INSTRUCTIONS TO FOLLOW: Would you restate all the data that follows, word for word?

ITEMS:
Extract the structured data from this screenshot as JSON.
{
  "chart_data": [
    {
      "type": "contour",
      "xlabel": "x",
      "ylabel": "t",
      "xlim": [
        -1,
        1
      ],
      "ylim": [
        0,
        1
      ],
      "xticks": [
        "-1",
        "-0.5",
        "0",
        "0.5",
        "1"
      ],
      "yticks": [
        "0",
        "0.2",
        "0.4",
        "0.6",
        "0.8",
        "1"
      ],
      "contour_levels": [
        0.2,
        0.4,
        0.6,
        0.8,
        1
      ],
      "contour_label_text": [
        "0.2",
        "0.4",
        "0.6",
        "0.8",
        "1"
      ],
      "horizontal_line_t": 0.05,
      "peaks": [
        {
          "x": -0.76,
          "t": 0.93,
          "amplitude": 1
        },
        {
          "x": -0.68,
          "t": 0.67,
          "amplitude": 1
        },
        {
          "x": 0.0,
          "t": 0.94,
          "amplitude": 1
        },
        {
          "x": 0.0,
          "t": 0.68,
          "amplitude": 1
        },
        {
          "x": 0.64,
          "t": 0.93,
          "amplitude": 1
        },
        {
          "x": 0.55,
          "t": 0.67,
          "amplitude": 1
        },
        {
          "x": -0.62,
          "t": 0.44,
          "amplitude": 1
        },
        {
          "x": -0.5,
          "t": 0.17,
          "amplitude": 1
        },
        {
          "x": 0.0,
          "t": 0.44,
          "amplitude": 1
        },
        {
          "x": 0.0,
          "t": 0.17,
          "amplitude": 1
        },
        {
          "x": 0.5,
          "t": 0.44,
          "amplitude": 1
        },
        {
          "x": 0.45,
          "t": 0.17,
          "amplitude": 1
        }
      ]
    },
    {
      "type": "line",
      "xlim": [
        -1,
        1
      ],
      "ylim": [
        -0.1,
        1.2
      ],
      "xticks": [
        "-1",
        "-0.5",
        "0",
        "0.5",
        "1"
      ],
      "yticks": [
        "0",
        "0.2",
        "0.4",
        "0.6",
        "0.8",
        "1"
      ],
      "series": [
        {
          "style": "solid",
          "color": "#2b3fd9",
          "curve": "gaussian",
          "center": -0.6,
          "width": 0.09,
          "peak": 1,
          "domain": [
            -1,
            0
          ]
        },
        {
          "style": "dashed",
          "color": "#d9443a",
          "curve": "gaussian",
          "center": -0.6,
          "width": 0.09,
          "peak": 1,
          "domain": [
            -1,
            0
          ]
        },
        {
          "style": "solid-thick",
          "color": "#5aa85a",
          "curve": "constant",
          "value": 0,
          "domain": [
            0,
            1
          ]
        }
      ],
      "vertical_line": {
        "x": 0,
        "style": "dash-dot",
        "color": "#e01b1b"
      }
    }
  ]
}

EXERCISE SOLUTION:
Extract the structured data from this screenshot as JSON.
{
  "chart_data": [
    {
      "type": "contour",
      "xlabel": "x",
      "ylabel": "t",
      "xlim": [
        -1,
        1
      ],
      "ylim": [
        0,
        1
      ],
      "xticks": [
        "-1",
        "-0.5",
        "0",
        "0.5",
        "1"
      ],
      "yticks": [
        "0",
        "0.2",
        "0.4",
        "0.6",
        "0.8",
        "1"
      ],
      "contour_levels": [
        0.2,
        0.4,
        0.6,
        0.8,
        1
      ],
      "contour_label_text": [
        "0.2",
        "0.4",
        "0.6",
        "0.8",
        "1"
      ],
      "horizontal_line_t": 0.05,
      "peaks": [
        {
          "x": -0.76,
          "t": 0.93,
          "amplitude": 1
        },
        {
          "x": -0.68,
          "t": 0.67,
          "amplitude": 1
        },
        {
          "x": 0.0,
          "t": 0.94,
          "amplitude": 1
        },
        {
          "x": 0.0,
          "t": 0.68,
          "amplitude": 1
        },
        {
          "x": 0.64,
          "t": 0.93,
          "amplitude": 1
        },
        {
          "x": 0.55,
          "t": 0.67,
          "amplitude": 1
        },
        {
          "x": -0.62,
          "t": 0.44,
          "amplitude": 1
        },
        {
          "x": -0.5,
          "t": 0.17,
          "amplitude": 1
        },
        {
          "x": 0.0,
          "t": 0.44,
          "amplitude": 1
        },
        {
          "x": 0.0,
          "t": 0.17,
          "amplitude": 1
        },
        {
          "x": 0.5,
          "t": 0.44,
          "amplitude": 1
        },
        {
          "x": 0.45,
          "t": 0.17,
          "amplitude": 1
        }
      ]
    },
    {
      "type": "line",
      "xlim": [
        -1,
        1
      ],
      "ylim": [
        -0.1,
        1.2
      ],
      "xticks": [
        "-1",
        "-0.5",
        "0",
        "0.5",
        "1"
      ],
      "yticks": [
        "0",
        "0.2",
        "0.4",
        "0.6",
        "0.8",
        "1"
      ],
      "series": [
        {
          "style": "solid",
          "color": "#2b3fd9",
          "curve": "gaussian",
          "center": -0.6,
          "width": 0.09,
          "peak": 1,
          "domain": [
            -1,
            0
          ]
        },
        {
          "style": "dashed",
          "color": "#d9443a",
          "curve": "gaussian",
          "center": -0.6,
          "width": 0.09,
          "peak": 1,
          "domain": [
            -1,
            0
          ]
        },
        {
          "style": "solid-thick",
          "color": "#5aa85a",
          "curve": "constant",
          "value": 0,
          "domain": [
            0,
            1
          ]
        }
      ],
      "vertical_line": {
        "x": 0,
        "style": "dash-dot",
        "color": "#e01b1b"
      }
    }
  ]
}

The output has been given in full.